BEGIN Input records
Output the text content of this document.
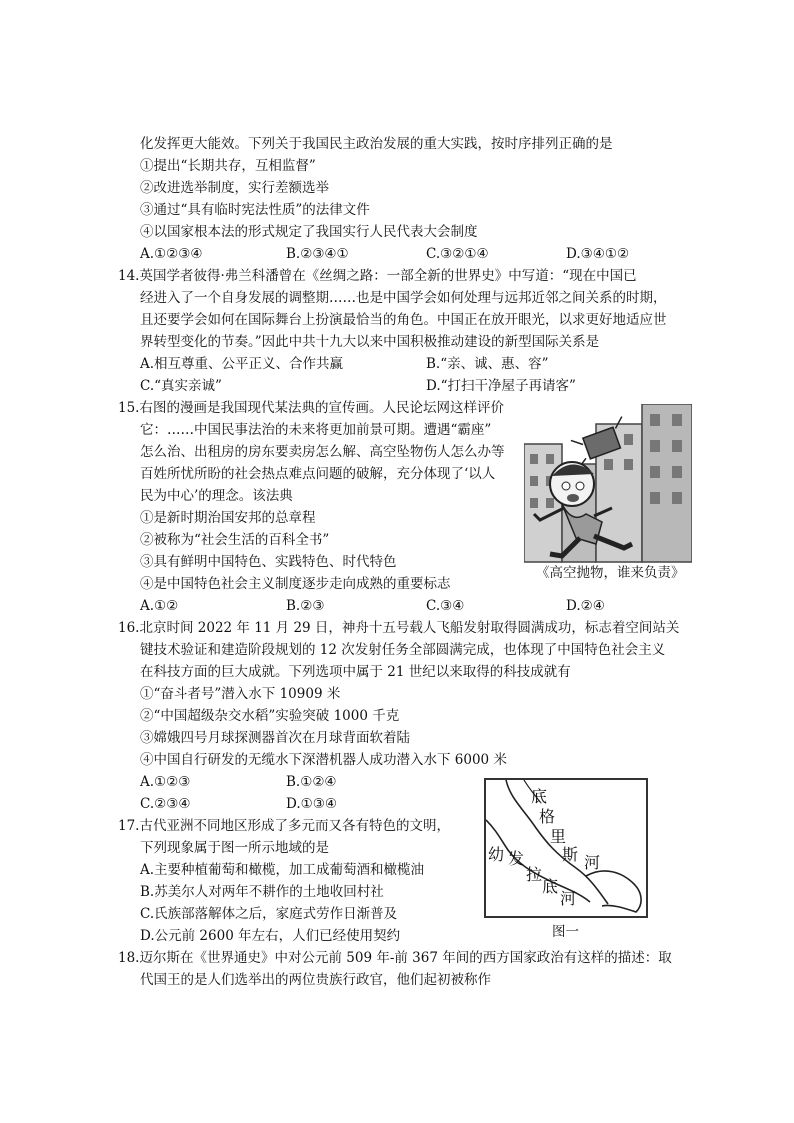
化发挥更大能效。下列关于我国民主政治发展的重大实践，按时序排列正确的是
①提出“长期共存，互相监督”
②改进选举制度，实行差额选举
③通过“具有临时宪法性质”的法律文件
④以国家根本法的形式规定了我国实行人民代表大会制度
A.①②③④	B.②③④①	C.③②①④	D.③④①②
14.英国学者彼得·弗兰科潘曾在《丝绸之路：一部全新的世界史》中写道：“现在中国已
经进入了一个自身发展的调整期……也是中国学会如何处理与远邦近邻之间关系的时期，
且还要学会如何在国际舞台上扮演最恰当的角色。中国正在放开眼光，以求更好地适应世
界转型变化的节奏。”因此中共十九大以来中国积极推动建设的新型国际关系是
A.相互尊重、公平正义、合作共赢	B.“亲、诚、惠、容”
C.“真实亲诚”	D.“打扫干净屋子再请客”
15.右图的漫画是我国现代某法典的宣传画。人民论坛网这样评价
它：……中国民事法治的未来将更加前景可期。遭遇“霸座”
怎么治、出租房的房东要卖房怎么解、高空坠物伤人怎么办等
百姓所忧所盼的社会热点难点问题的破解，充分体现了‘以人
民为中心’的理念。该法典
①是新时期治国安邦的总章程
②被称为“社会生活的百科全书”
③具有鲜明中国特色、实践特色、时代特色
④是中国特色社会主义制度逐步走向成熟的重要标志
《高空抛物，谁来负责》
A.①②	B.②③	C.③④	D.②④
16.北京时间 2022 年 11 月 29 日，神舟十五号载人飞船发射取得圆满成功，标志着空间站关
键技术验证和建造阶段规划的 12 次发射任务全部圆满完成，也体现了中国特色社会主义
在科技方面的巨大成就。下列选项中属于 21 世纪以来取得的科技成就有
①“奋斗者号”潜入水下 10909 米
②“中国超级杂交水稻”实验突破 1000 千克
③嫦娥四号月球探测器首次在月球背面软着陆
④中国自行研发的无缆水下深潜机器人成功潜入水下 6000 米
A.①②③	B.①②④
C.②③④	D.①③④	底
格
里
斯 河
幼 发
拉
底
河
图一
17.古代亚洲不同地区形成了多元而又各有特色的文明，
下列现象属于图一所示地域的是
A.主要种植葡萄和橄榄，加工成葡萄酒和橄榄油
B.苏美尔人对两年不耕作的土地收回村社
C.氏族部落解体之后，家庭式劳作日渐普及
D.公元前 2600 年左右，人们已经使用契约
18.迈尔斯在《世界通史》中对公元前 509 年-前 367 年间的西方国家政治有这样的描述：取
代国王的是人们选举出的两位贵族行政官，他们起初被称作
END Input records
▶ **Work to complete**
Write out the records above exactly as they appear, leaving out any pictures.

▶ **Expected answer**
Output the text content of this document.
化发挥更大能效。下列关于我国民主政治发展的重大实践，按时序排列正确的是
①提出“长期共存，互相监督”
②改进选举制度，实行差额选举
③通过“具有临时宪法性质”的法律文件
④以国家根本法的形式规定了我国实行人民代表大会制度
A.①②③④	B.②③④①	C.③②①④	D.③④①②
14.英国学者彼得·弗兰科潘曾在《丝绸之路：一部全新的世界史》中写道：“现在中国已
经进入了一个自身发展的调整期……也是中国学会如何处理与远邦近邻之间关系的时期，
且还要学会如何在国际舞台上扮演最恰当的角色。中国正在放开眼光，以求更好地适应世
界转型变化的节奏。”因此中共十九大以来中国积极推动建设的新型国际关系是
A.相互尊重、公平正义、合作共赢	B.“亲、诚、惠、容”
C.“真实亲诚”	D.“打扫干净屋子再请客”
15.右图的漫画是我国现代某法典的宣传画。人民论坛网这样评价
它：……中国民事法治的未来将更加前景可期。遭遇“霸座”
怎么治、出租房的房东要卖房怎么解、高空坠物伤人怎么办等
百姓所忧所盼的社会热点难点问题的破解，充分体现了‘以人
民为中心’的理念。该法典
①是新时期治国安邦的总章程
②被称为“社会生活的百科全书”
③具有鲜明中国特色、实践特色、时代特色
④是中国特色社会主义制度逐步走向成熟的重要标志
《高空抛物，谁来负责》
A.①②	B.②③	C.③④	D.②④
16.北京时间 2022 年 11 月 29 日，神舟十五号载人飞船发射取得圆满成功，标志着空间站关
键技术验证和建造阶段规划的 12 次发射任务全部圆满完成，也体现了中国特色社会主义
在科技方面的巨大成就。下列选项中属于 21 世纪以来取得的科技成就有
①“奋斗者号”潜入水下 10909 米
②“中国超级杂交水稻”实验突破 1000 千克
③嫦娥四号月球探测器首次在月球背面软着陆
④中国自行研发的无缆水下深潜机器人成功潜入水下 6000 米
A.①②③	B.①②④
C.②③④	D.①③④	底
格
里
斯 河
幼 发
拉
底
河
图一
17.古代亚洲不同地区形成了多元而又各有特色的文明，
下列现象属于图一所示地域的是
A.主要种植葡萄和橄榄，加工成葡萄酒和橄榄油
B.苏美尔人对两年不耕作的土地收回村社
C.氏族部落解体之后，家庭式劳作日渐普及
D.公元前 2600 年左右，人们已经使用契约
18.迈尔斯在《世界通史》中对公元前 509 年-前 367 年间的西方国家政治有这样的描述：取
代国王的是人们选举出的两位贵族行政官，他们起初被称作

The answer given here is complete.